§ **EXTRAIT**

• • •

Le partenariat acheteurs gabonais-producteurs de Song-Bayang a mis ces derniers à l’abri des aléas inhérents à la commercialisation des vivres frais. Et ils en tirent tous les avantages. Joseph Segbe, producteur de macabo depuis dix ans confie : « Nous sommes en position de force dans les négociations. Nous ne commençons à récolter et à conditionner le produit que lorsque nous tombons d’accord avec les Gabonais sur le prix d’achat. Ce partenariat nous permet d’évacuer une grande quantité de produits à la fois et de consacrer plus de temps à ce que nous savons faire de mieux, produire. » Oscar Biyiga, autre agriculteur, déplore néanmoins la seule difficulté qu’il relève dans l’exécution de ce contrat : le non respect des rendez-vous. Face à cela, ils ont adopté une mesure pour se prémunir des désagréments. Il déclare : « Quand il arrivait que nos partenaires gabonais ne respectent pas la date de rendez-vous pour le retrait de leurs commandes, nous étions embarrassés et devions trouver une voie de sortie rapide en contactant des acheteurs locaux qui, malheureusement, n’achètent pas au même prix. Cela nous a emmené à être plus exigeants en réclamant une avance financière par un transfert de fonds, avant de regrouper la commande. Le macabo est une denrée très périssable quand il est récolté et conditionnée dans des sacs. L’acheteur qui ne vient pas retirer sa commande le fait à ses risques et périls. »

Sans intermédiaires

L’un des acheteurs gabonais, Benoît Mouissi reconnaît : « Ce partenariat nous donne une garantie d’approvisionnement sûre. Nous faisons moins d’efforts pour la collecte. Quand nous quittons le Gabon, notre principal objectif est de nous procurer la bonne marchandise en un minimum de temps. Avec les producteurs de Song-Bayang, ce critère est garanti.

Nous avons parfois des désaccords à cause des petits retards de retrait de commande dus aux pannes de nos camions ou à des mauvaises conditions de voyage. Mais nous finissons toujours par nous entendre. »
Les Gabonais achètent un sac de macabo à 1000 Fcfa, voire 2500 Fcfa plus cher que les acheteurs camerounais. Au vu du grand nombre de sacs de macabo vendus mensuellement et annuellement, c’est un gain énorme pour ces producteurs qui traitement avec leurs clients directement sans avoir à passer par des intermédiaires.

• • •

§ **DONNÉES SOURCES**
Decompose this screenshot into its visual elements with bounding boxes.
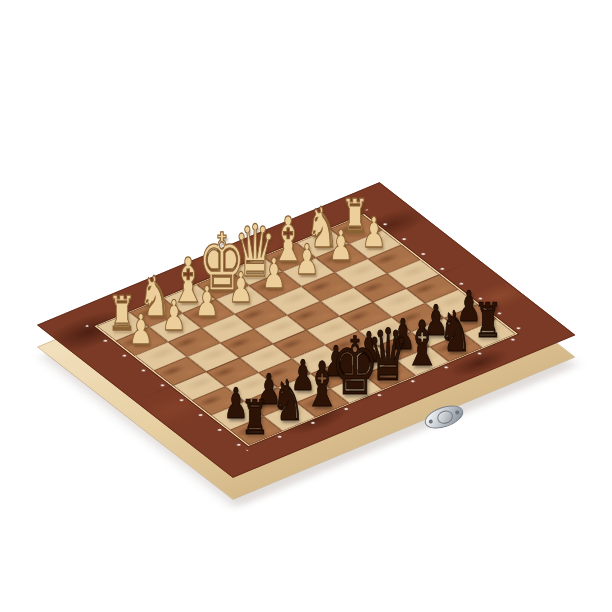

• • •

§ **CONSIGNE 1**
Citez toutes les personnes désignées par leur nom dans le texte sur la vente du macabo aux acheteurs gabonais.
§ **CONSIGNE 2**
Poursuivez le texte sur la vente du macabo aux acheteurs gabonais après sa dernière phrase.

§ **RÉSULTAT 1**
Joseph Segbe, Oscar Biyiga, Benoît Mouissi

§ **RÉSULTAT 2**
Du fait de la manne financière qu’elle glane, cette activité attire vers le village Song-Bayang, des ressortissants d’autres régions du pays qui viennent y travailler comme tâcherons pour gagner 5000 Fcfa à 10 000 Fcfa par jour dans la récolte et le conditionnement des tubercules de macabo (le SMIG au Cameroun est de 28 000 F cfa).

Au-delà de l’aspect financier, le partenariat avec les commerçants gabonais a également apporté plus de solidarité entre les producteurs de Song-Bayang. Leur success story dans la vente du macabo les a encouragés à envisager ce modèle de commercialisation pour la vente du bananier plantain.

Alain Roger Nkot II affirme : « La demande en tubercules est sans cesse croissante, nous nous organisons pour répondre à cette demande en augmentant les superficies cultivées et en améliorant nos techniques culturales. » D’après lui, ce partenariat a encore de très bonnes perspectives devant lui.

Oscar Biyiga, producteur de macabo à Song-Bayang/ Cameroun « Le macabo est très rentable quand on a pour clients des Gabonais »

Quelle est votre capacité d’approvisionnement du marché ?

Quand mon macabo est à maturité, je livre 50 à 70 filets de tubercules par semaine. Pour remplir un camion, il faut en moyenne 90 filets. Nous nous organisons toujours pour compléter la cargaison avec les sacs d’autres petits producteurs. A Song-Bayang, il n’y a pas de champ communautaire ; chaque producteur a son champ et on fait la vente groupée des produits. Le macabo que je récolte actuellement a été planté l’année dernière sur 22 hectares.

A quel prix vendez-vous aux acheteurs gabonais le sac de tubercules ?

En période d’abondance qui se situe entre les mois de décembre et février, nous vendons aux Gabonais le filet de 100 kg de macabo au bord du champ à 15 000 Fcfa, voire à 16 000 Fcfa. A partir du mois de mars où le macabo commence à devenir rare, le même sac est vendu entre 20 000 Fcfa et 25 000 Fcfa. Je cultive le macabo depuis deux ans, et je peux affirmer aujourd’hui que c’est une culture très rentable, surtout quand on a pour clients, des Gabonais.

Quelles sont vos relations avec les acheteurs gabonais ?

Ce sont des relations amicales. Mais au début, il y avait quelques suspicions de part et d’autre. Nous avons eu à travailler avec plusieurs acheteurs. Finalement, avec le temps, nous avons retenu deux acheteurs avec qui nous travaillons désormais en permanence.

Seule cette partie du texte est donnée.